→ Exercise aim: Show every line in the records below that contains the word "seabream".

***** Data supplied

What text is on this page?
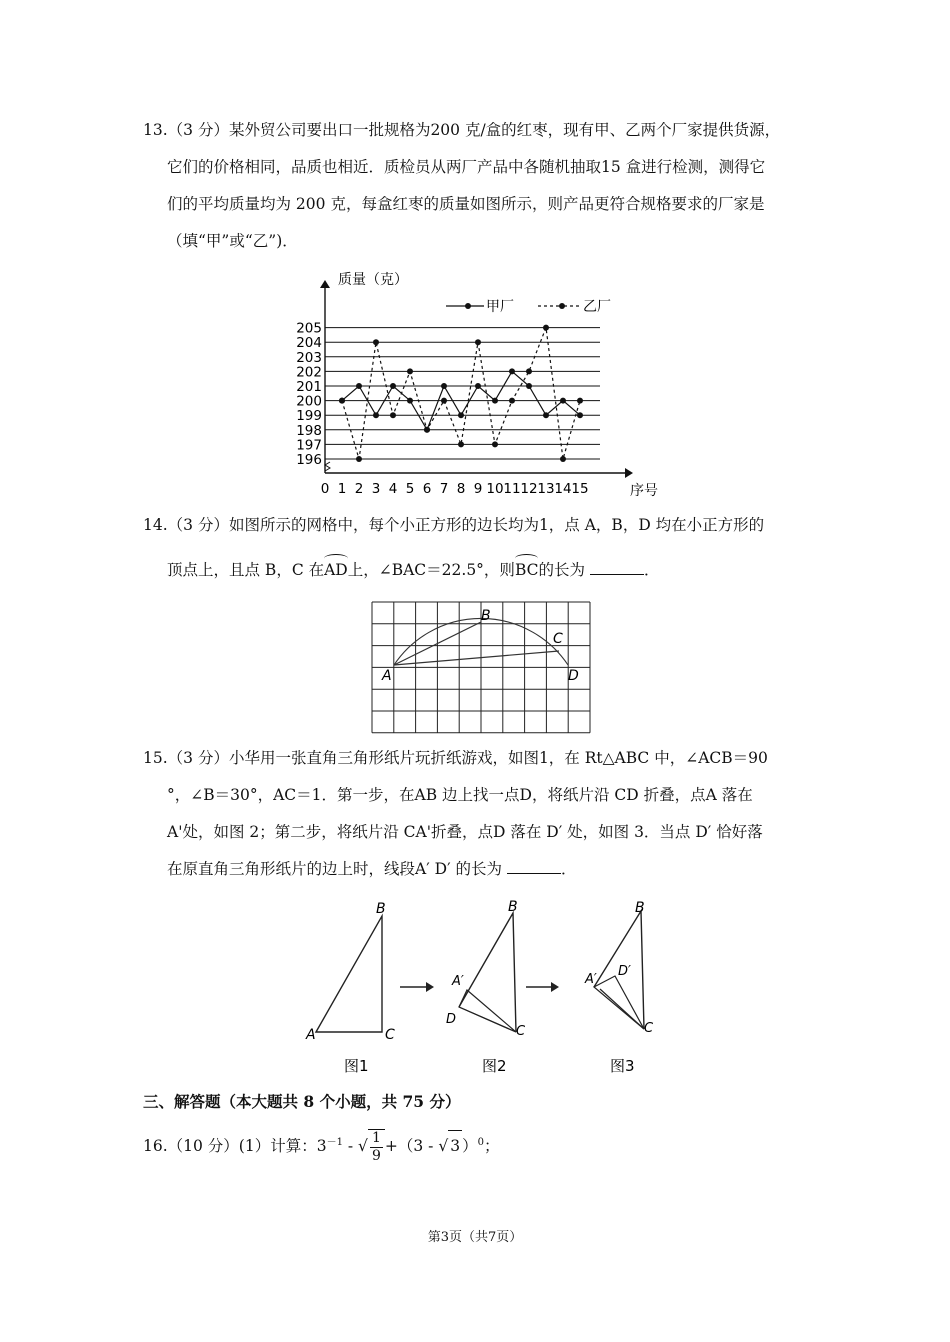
13.（3 分）某外贸公司要出口一批规格为200 克/盒的红枣，现有甲、乙两个厂家提供货源，

它们的价格相同，品质也相近．质检员从两厂产品中各随机抽取15 盒进行检测，测得它

们的平均质量均为 200 克，每盒红枣的质量如图所示，则产品更符合规格要求的厂家是

（填“甲”或“乙”)．

196
197
198
199
200
201
202
203
204
205
0 1 2 3 4 5 6 7 8 9 10 11 12 13 14 15
质量（克）
序号
甲厂	乙厂

14.（3 分）如图所示的网格中，每个小正方形的边长均为1，点 A，B，D 均在小正方形的

顶点上，且点 B，C 在AD上，∠BAC＝22.5°，则BC的长为	．

A
B
C
D

15.（3 分）小华用一张直角三角形纸片玩折纸游戏，如图1，在 Rt△ABC 中，∠ACB＝90

°，∠B＝30°，AC＝1．第一步，在AB 边上找一点D，将纸片沿 CD 折叠，点A 落在

A'处，如图 2；第二步，将纸片沿 CA'折叠，点D 落在 D′ 处，如图 3．当点 D′ 恰好落

在原直角三角形纸片的边上时，线段A′ D′ 的长为	．

A
B
C
图1
A′
D
B
C
图2
A′
D′
B
C
图3
三、解答题（本大题共 8 个小题，共 75 分）
16.（10 分）(1）计算：$3^{-1}$ - √ $\frac{1}{9}+(3$ - √ 3 ）$^0$；
第3页（共7页）
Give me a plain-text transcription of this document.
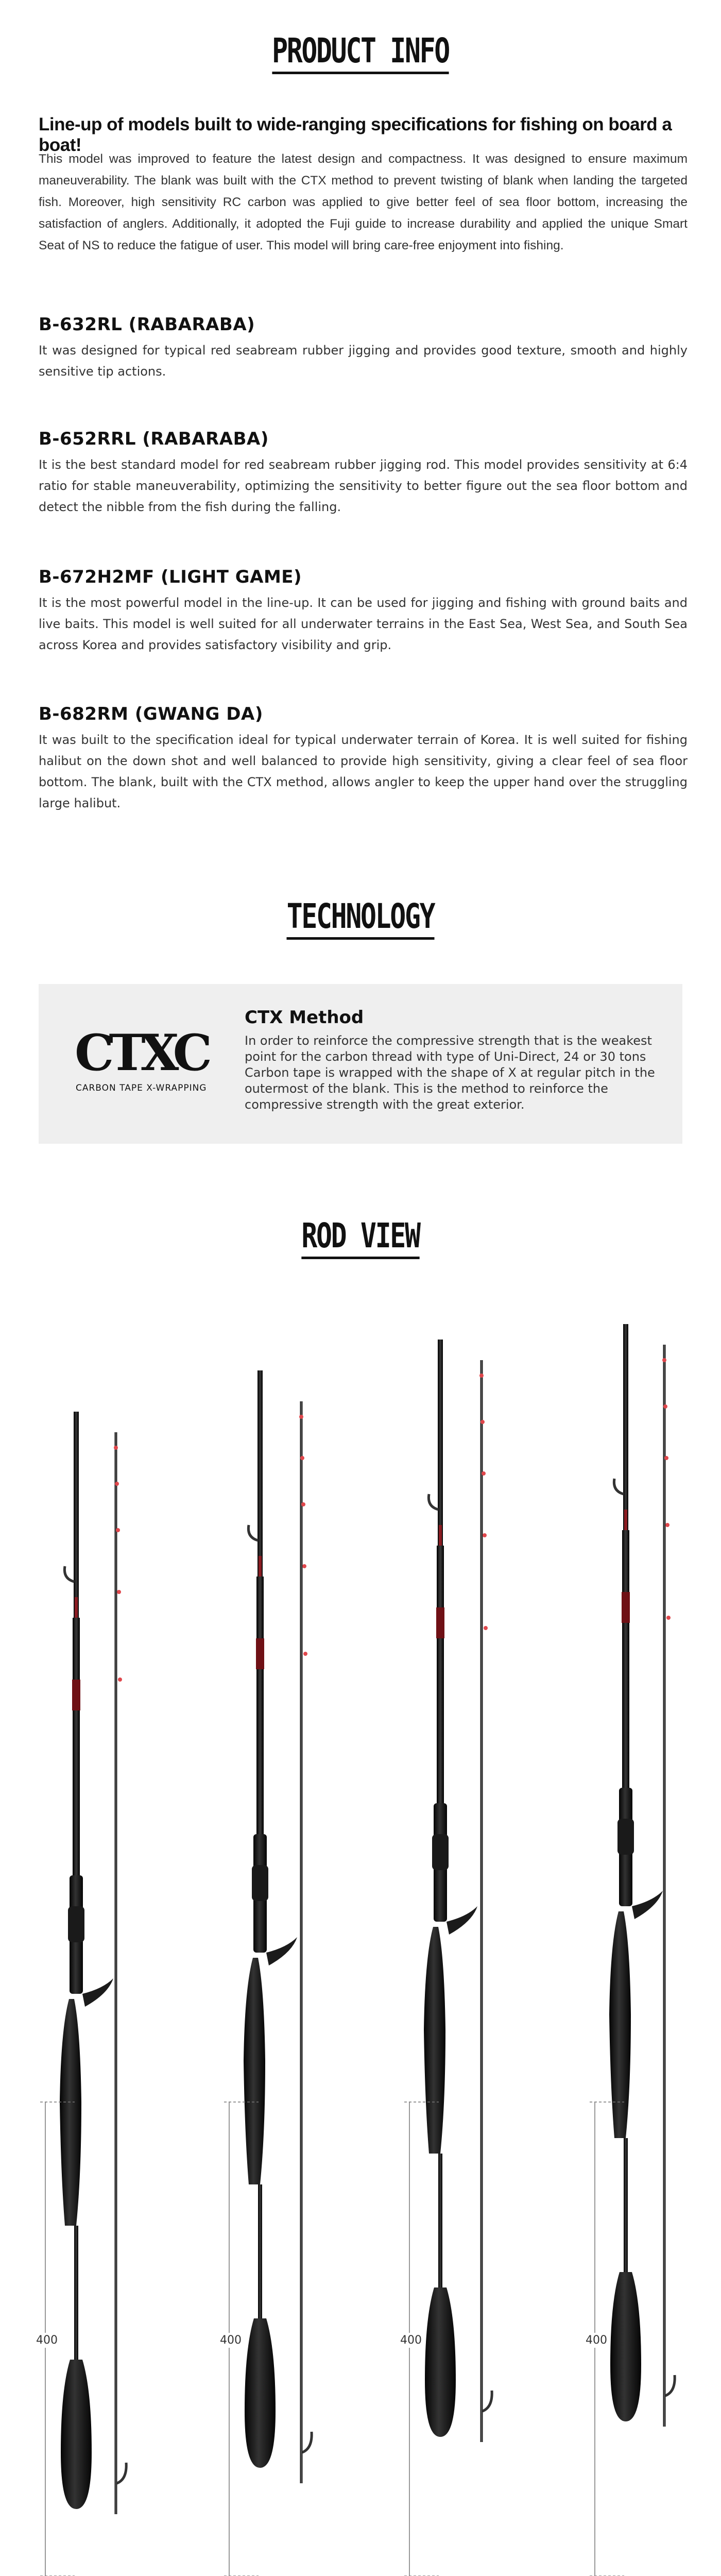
PRODUCT INFO
Line-up of models built to wide-ranging specifications for fishing on board a boat!
This model was improved to feature the latest design and compactness. It was designed to ensure maximum maneuverability. The blank was built with the CTX method to prevent twisting of blank when landing the targeted fish. Moreover, high sensitivity RC carbon was applied to give better feel of sea floor bottom, increasing the satisfaction of anglers. Additionally, it adopted the Fuji guide to increase durability and applied the unique Smart Seat of NS to reduce the fatigue of user. This model will bring care-free enjoyment into fishing.
B-632RL (RABARABA)

It was designed for typical red seabream rubber jigging and provides good texture, smooth and highly sensitive tip actions.

B-652RRL (RABARABA)

It is the best standard model for red seabream rubber jigging rod. This model provides sensitivity at 6:4 ratio for stable maneuverability, optimizing the sensitivity to better figure out the sea floor bottom and detect the nibble from the fish during the falling.

B-672H2MF (LIGHT GAME)

It is the most powerful model in the line-up. It can be used for jigging and fishing with ground baits and live baits. This model is well suited for all underwater terrains in the East Sea, West Sea, and South Sea across Korea and provides satisfactory visibility and grip.

B-682RM (GWANG DA)

It was built to the specification ideal for typical underwater terrain of Korea. It is well suited for fishing halibut on the down shot and well balanced to provide high sensitivity, giving a clear feel of sea floor bottom. The blank, built with the CTX method, allows angler to keep the upper hand over the struggling large halibut.

TECHNOLOGY
CTXC
CARBON TAPE X-WRAPPING
CTX Method

In order to reinforce the compressive strength that is the weakest point for the carbon thread with type of Uni-Direct, 24 or 30 tons Carbon tape is wrapped with the shape of X at regular pitch in the outermost of the blank. This is the method to reinforce the compressive strength with the great exterior.

ROD VIEW
400	400	400	400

**********

→ Response to the exercise:
It was designed for typical red seabream rubber jigging and provides good texture, smooth and highly sensitive tip actions.
It is the best standard model for red seabream rubber jigging rod. This model provides sensitivity at 6:4 ratio for stable maneuverability, optimizing the sensitivity to better figure out the sea floor bottom and detect the nibble from the fish during the falling.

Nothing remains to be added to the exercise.